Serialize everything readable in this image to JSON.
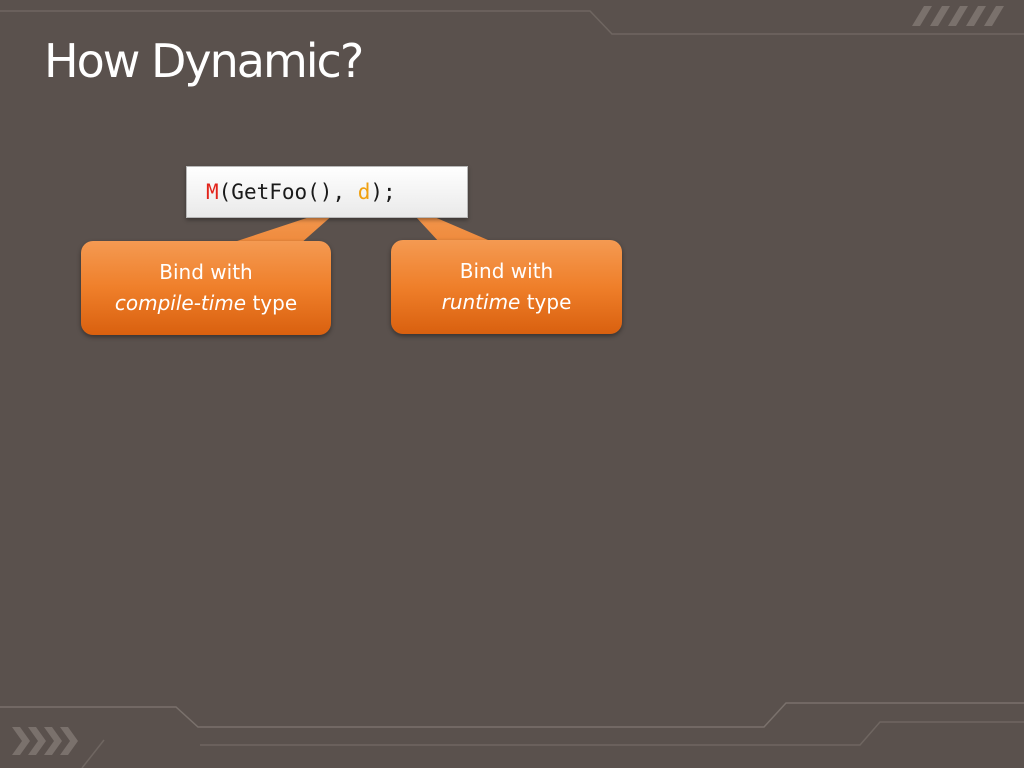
{
  "slide": {
    "title": "How Dynamic?",
    "code": {
      "method": "M",
      "args_open": "(GetFoo(), ",
      "dynamic_var": "d",
      "close": ");"
    },
    "callouts": {
      "left": {
        "line1": "Bind with",
        "emphasis": "compile-time",
        "suffix": " type"
      },
      "right": {
        "line1": "Bind with",
        "emphasis": "runtime",
        "suffix": " type"
      }
    },
    "colors": {
      "background": "#5a514d",
      "callout_orange": "#ef7f2a",
      "code_method": "#e2231a",
      "code_dynamic": "#f0a010"
    }
  }
}
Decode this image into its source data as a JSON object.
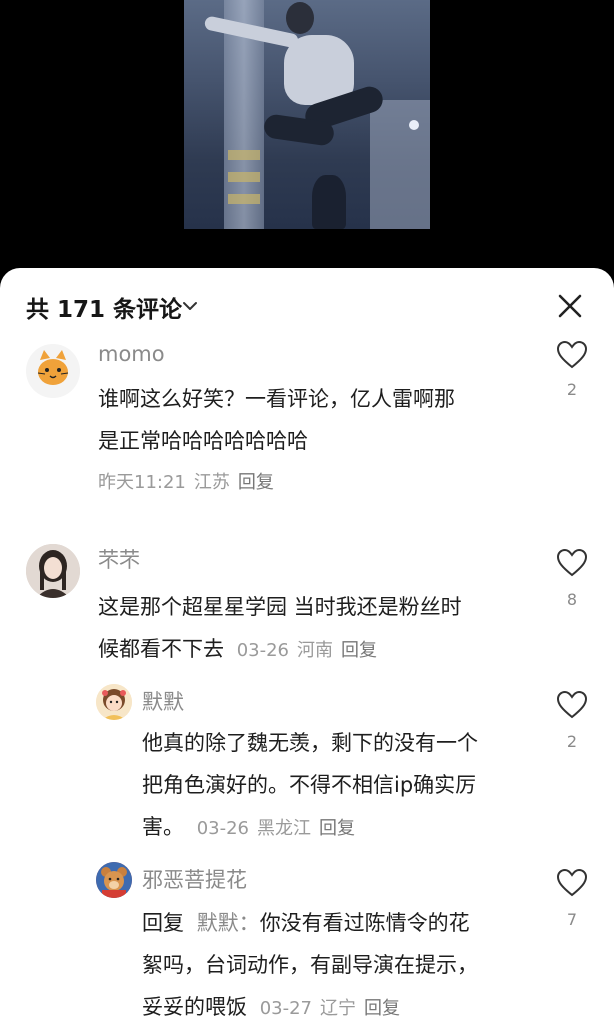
{
  "header": {
    "title": "共 171 条评论"
  },
  "comments": [
    {
      "name": "momo",
      "text_line1": "谁啊这么好笑？一看评论，亿人雷啊那",
      "text_line2": "是正常哈哈哈哈哈哈哈",
      "time": "昨天11:21",
      "location": "江苏",
      "reply": "回复",
      "likes": "2"
    },
    {
      "name": "芣芣",
      "text_line1": "这是那个超星星学园  当时我还是粉丝时",
      "text_line2": "候都看不下去",
      "time": "03-26",
      "location": "河南",
      "reply": "回复",
      "likes": "8"
    },
    {
      "name": "默默",
      "text_line1": "他真的除了魏无羡，剩下的没有一个",
      "text_line2": "把角色演好的。不得不相信ip确实厉",
      "text_line3": "害。",
      "time": "03-26",
      "location": "黑龙江",
      "reply": "回复",
      "likes": "2"
    },
    {
      "name": "邪恶菩提花",
      "reply_prefix": "回复",
      "reply_target": "默默：",
      "text_line1": "你没有看过陈情令的花",
      "text_line2": "絮吗，台词动作，有副导演在提示，",
      "text_line3": "妥妥的喂饭",
      "time": "03-27",
      "location": "辽宁",
      "reply": "回复",
      "likes": "7"
    }
  ],
  "colors": {
    "sheet_bg": "#ffffff",
    "text_primary": "#1e1e1e",
    "text_secondary": "#8a8a8a"
  }
}
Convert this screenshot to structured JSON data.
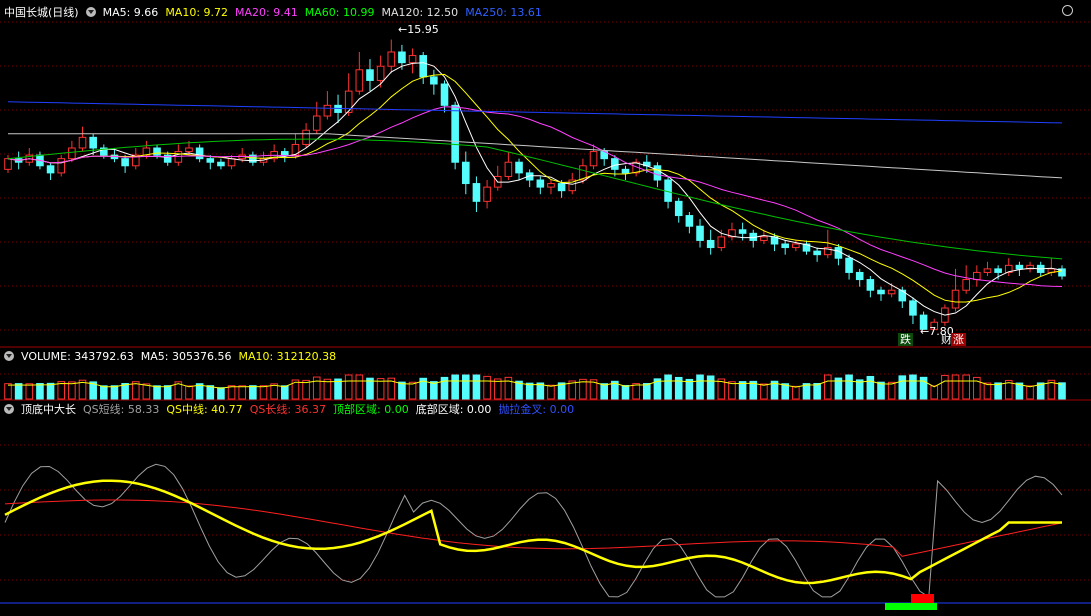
{
  "main_header": {
    "title": "中国长城(日线)",
    "ma_labels": [
      {
        "text": "MA5: 9.66",
        "color": "#ffffff"
      },
      {
        "text": "MA10: 9.72",
        "color": "#ffff00"
      },
      {
        "text": "MA20: 9.41",
        "color": "#ff40ff"
      },
      {
        "text": "MA60: 10.99",
        "color": "#00ff00"
      },
      {
        "text": "MA120: 12.50",
        "color": "#e0e0e0"
      },
      {
        "text": "MA250: 13.61",
        "color": "#3060ff"
      }
    ]
  },
  "volume_header": {
    "labels": [
      {
        "text": "VOLUME: 343792.63",
        "color": "#ffffff"
      },
      {
        "text": "MA5: 305376.56",
        "color": "#ffffff"
      },
      {
        "text": "MA10: 312120.38",
        "color": "#ffff00"
      }
    ]
  },
  "indicator_header": {
    "labels": [
      {
        "text": "顶底中大长",
        "color": "#ffffff"
      },
      {
        "text": "QS短线: 58.33",
        "color": "#a0a0a0"
      },
      {
        "text": "QS中线: 40.77",
        "color": "#ffff00"
      },
      {
        "text": "QS长线: 36.37",
        "color": "#ff3030"
      },
      {
        "text": "顶部区域: 0.00",
        "color": "#00ff00"
      },
      {
        "text": "底部区域: 0.00",
        "color": "#ffffff"
      },
      {
        "text": "抛拉金叉: 0.00",
        "color": "#3050ff"
      }
    ]
  },
  "markers": {
    "high": "15.95",
    "low": "7.80",
    "tag_fall": "跌",
    "tag_rise_1": "财",
    "tag_rise_2": "涨"
  },
  "colors": {
    "up": "#ff3232",
    "down": "#54fcfc",
    "grid": "#7a0000",
    "ma5": "#ffffff",
    "ma10": "#ffff00",
    "ma20": "#ff40ff",
    "ma60": "#00c000",
    "ma120": "#c8c8c8",
    "ma250": "#2040ff"
  },
  "chart_data": {
    "type": "candlestick",
    "price_axis": {
      "high": 15.95,
      "low": 7.8
    },
    "ma_latest": {
      "MA5": 9.66,
      "MA10": 9.72,
      "MA20": 9.41,
      "MA60": 10.99,
      "MA120": 12.5,
      "MA250": 13.61
    },
    "candles": [
      [
        12.3,
        12.6,
        12.7,
        12.2
      ],
      [
        12.6,
        12.5,
        12.8,
        12.3
      ],
      [
        12.5,
        12.7,
        12.9,
        12.4
      ],
      [
        12.7,
        12.4,
        12.8,
        12.3
      ],
      [
        12.4,
        12.2,
        12.5,
        12.0
      ],
      [
        12.2,
        12.6,
        12.7,
        12.1
      ],
      [
        12.6,
        12.9,
        13.1,
        12.5
      ],
      [
        12.9,
        13.2,
        13.5,
        12.8
      ],
      [
        13.2,
        12.9,
        13.3,
        12.7
      ],
      [
        12.9,
        12.7,
        13.0,
        12.6
      ],
      [
        12.7,
        12.6,
        12.9,
        12.5
      ],
      [
        12.6,
        12.4,
        12.7,
        12.2
      ],
      [
        12.4,
        12.7,
        12.9,
        12.3
      ],
      [
        12.7,
        12.9,
        13.1,
        12.6
      ],
      [
        12.9,
        12.7,
        13.0,
        12.6
      ],
      [
        12.7,
        12.5,
        12.8,
        12.4
      ],
      [
        12.5,
        12.8,
        13.0,
        12.4
      ],
      [
        12.8,
        12.9,
        13.1,
        12.7
      ],
      [
        12.9,
        12.6,
        13.0,
        12.5
      ],
      [
        12.6,
        12.5,
        12.7,
        12.3
      ],
      [
        12.5,
        12.4,
        12.6,
        12.3
      ],
      [
        12.4,
        12.6,
        12.7,
        12.3
      ],
      [
        12.6,
        12.7,
        12.9,
        12.5
      ],
      [
        12.7,
        12.5,
        12.8,
        12.4
      ],
      [
        12.5,
        12.6,
        12.8,
        12.4
      ],
      [
        12.6,
        12.8,
        13.0,
        12.5
      ],
      [
        12.8,
        12.7,
        12.9,
        12.5
      ],
      [
        12.7,
        13.0,
        13.3,
        12.6
      ],
      [
        13.0,
        13.4,
        13.6,
        12.9
      ],
      [
        13.4,
        13.8,
        14.2,
        13.3
      ],
      [
        13.8,
        14.1,
        14.5,
        13.7
      ],
      [
        14.1,
        13.9,
        14.4,
        13.6
      ],
      [
        13.9,
        14.5,
        15.0,
        13.8
      ],
      [
        14.5,
        15.1,
        15.6,
        14.4
      ],
      [
        15.1,
        14.8,
        15.4,
        14.5
      ],
      [
        14.8,
        15.2,
        15.5,
        14.6
      ],
      [
        15.2,
        15.6,
        15.95,
        15.0
      ],
      [
        15.6,
        15.3,
        15.8,
        15.1
      ],
      [
        15.3,
        15.5,
        15.7,
        15.0
      ],
      [
        15.5,
        14.9,
        15.6,
        14.7
      ],
      [
        14.9,
        14.7,
        15.1,
        14.4
      ],
      [
        14.7,
        14.1,
        14.8,
        13.9
      ],
      [
        14.1,
        12.5,
        14.2,
        12.3
      ],
      [
        12.5,
        11.9,
        12.8,
        11.6
      ],
      [
        11.9,
        11.4,
        12.1,
        11.1
      ],
      [
        11.4,
        11.8,
        12.0,
        11.2
      ],
      [
        11.8,
        12.1,
        12.4,
        11.7
      ],
      [
        12.1,
        12.5,
        12.8,
        12.0
      ],
      [
        12.5,
        12.2,
        12.6,
        12.0
      ],
      [
        12.2,
        12.0,
        12.3,
        11.8
      ],
      [
        12.0,
        11.8,
        12.1,
        11.6
      ],
      [
        11.8,
        11.9,
        12.0,
        11.6
      ],
      [
        11.9,
        11.7,
        12.0,
        11.5
      ],
      [
        11.7,
        12.0,
        12.2,
        11.6
      ],
      [
        12.0,
        12.4,
        12.6,
        11.9
      ],
      [
        12.4,
        12.8,
        13.0,
        12.3
      ],
      [
        12.8,
        12.6,
        12.9,
        12.4
      ],
      [
        12.6,
        12.3,
        12.7,
        12.1
      ],
      [
        12.3,
        12.2,
        12.4,
        12.0
      ],
      [
        12.2,
        12.5,
        12.6,
        12.1
      ],
      [
        12.5,
        12.4,
        12.7,
        12.2
      ],
      [
        12.4,
        12.0,
        12.5,
        11.8
      ],
      [
        12.0,
        11.4,
        12.1,
        11.2
      ],
      [
        11.4,
        11.0,
        11.5,
        10.8
      ],
      [
        11.0,
        10.7,
        11.1,
        10.5
      ],
      [
        10.7,
        10.3,
        10.9,
        10.1
      ],
      [
        10.3,
        10.1,
        10.6,
        9.9
      ],
      [
        10.1,
        10.4,
        10.6,
        10.0
      ],
      [
        10.4,
        10.6,
        10.8,
        10.3
      ],
      [
        10.6,
        10.5,
        10.8,
        10.3
      ],
      [
        10.5,
        10.3,
        10.6,
        10.1
      ],
      [
        10.3,
        10.4,
        10.6,
        10.2
      ],
      [
        10.4,
        10.2,
        10.5,
        10.0
      ],
      [
        10.2,
        10.1,
        10.3,
        9.9
      ],
      [
        10.1,
        10.2,
        10.3,
        10.0
      ],
      [
        10.2,
        10.0,
        10.3,
        9.9
      ],
      [
        10.0,
        9.9,
        10.1,
        9.7
      ],
      [
        9.9,
        10.1,
        10.6,
        9.8
      ],
      [
        10.1,
        9.8,
        10.2,
        9.6
      ],
      [
        9.8,
        9.4,
        9.9,
        9.2
      ],
      [
        9.4,
        9.2,
        9.5,
        9.0
      ],
      [
        9.2,
        8.9,
        9.3,
        8.7
      ],
      [
        8.9,
        8.8,
        9.0,
        8.6
      ],
      [
        8.8,
        8.9,
        9.1,
        8.7
      ],
      [
        8.9,
        8.6,
        9.0,
        8.4
      ],
      [
        8.6,
        8.2,
        8.7,
        7.95
      ],
      [
        8.2,
        7.8,
        8.3,
        7.8
      ],
      [
        7.8,
        8.0,
        8.1,
        7.85
      ],
      [
        8.0,
        8.4,
        8.5,
        7.9
      ],
      [
        8.4,
        8.9,
        9.5,
        8.3
      ],
      [
        8.9,
        9.2,
        9.6,
        8.8
      ],
      [
        9.2,
        9.4,
        9.6,
        9.0
      ],
      [
        9.4,
        9.5,
        9.7,
        9.3
      ],
      [
        9.5,
        9.4,
        9.6,
        9.2
      ],
      [
        9.4,
        9.6,
        9.8,
        9.3
      ],
      [
        9.6,
        9.5,
        9.7,
        9.3
      ],
      [
        9.5,
        9.6,
        9.7,
        9.4
      ],
      [
        9.6,
        9.4,
        9.7,
        9.3
      ],
      [
        9.4,
        9.5,
        9.8,
        9.3
      ],
      [
        9.5,
        9.3,
        9.6,
        9.2
      ]
    ]
  }
}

####################

Task =>
Determine the number of lines in the listing that contain the string "title". Write that number and nothing else.

Solution to the problem =>
3